= Brief =
From the entries below, copy every line holding the word "由一般市話或行動".

>>>

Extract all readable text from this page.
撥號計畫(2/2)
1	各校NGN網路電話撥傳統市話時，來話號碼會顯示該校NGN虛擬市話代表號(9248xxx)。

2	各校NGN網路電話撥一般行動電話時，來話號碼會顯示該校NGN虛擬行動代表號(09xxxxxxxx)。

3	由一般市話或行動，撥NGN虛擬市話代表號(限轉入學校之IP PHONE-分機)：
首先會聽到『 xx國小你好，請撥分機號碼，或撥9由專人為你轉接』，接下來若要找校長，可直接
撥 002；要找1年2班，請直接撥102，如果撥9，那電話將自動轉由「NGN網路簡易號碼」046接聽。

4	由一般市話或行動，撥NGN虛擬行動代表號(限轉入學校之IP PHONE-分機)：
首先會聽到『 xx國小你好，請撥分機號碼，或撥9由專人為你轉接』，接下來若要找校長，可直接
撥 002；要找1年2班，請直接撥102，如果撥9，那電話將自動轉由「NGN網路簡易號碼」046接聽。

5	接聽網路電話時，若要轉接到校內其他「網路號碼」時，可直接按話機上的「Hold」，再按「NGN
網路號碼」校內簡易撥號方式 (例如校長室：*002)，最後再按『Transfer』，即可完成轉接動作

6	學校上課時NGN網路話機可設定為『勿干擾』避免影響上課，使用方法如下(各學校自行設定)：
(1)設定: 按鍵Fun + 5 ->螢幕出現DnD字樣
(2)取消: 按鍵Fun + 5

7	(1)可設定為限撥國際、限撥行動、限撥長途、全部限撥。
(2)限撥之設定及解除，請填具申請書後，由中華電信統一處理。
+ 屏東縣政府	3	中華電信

<<<

= Final answer =
3	由一般市話或行動，撥NGN虛擬市話代表號(限轉入學校之IP PHONE-分機)：
4	由一般市話或行動，撥NGN虛擬行動代表號(限轉入學校之IP PHONE-分機)：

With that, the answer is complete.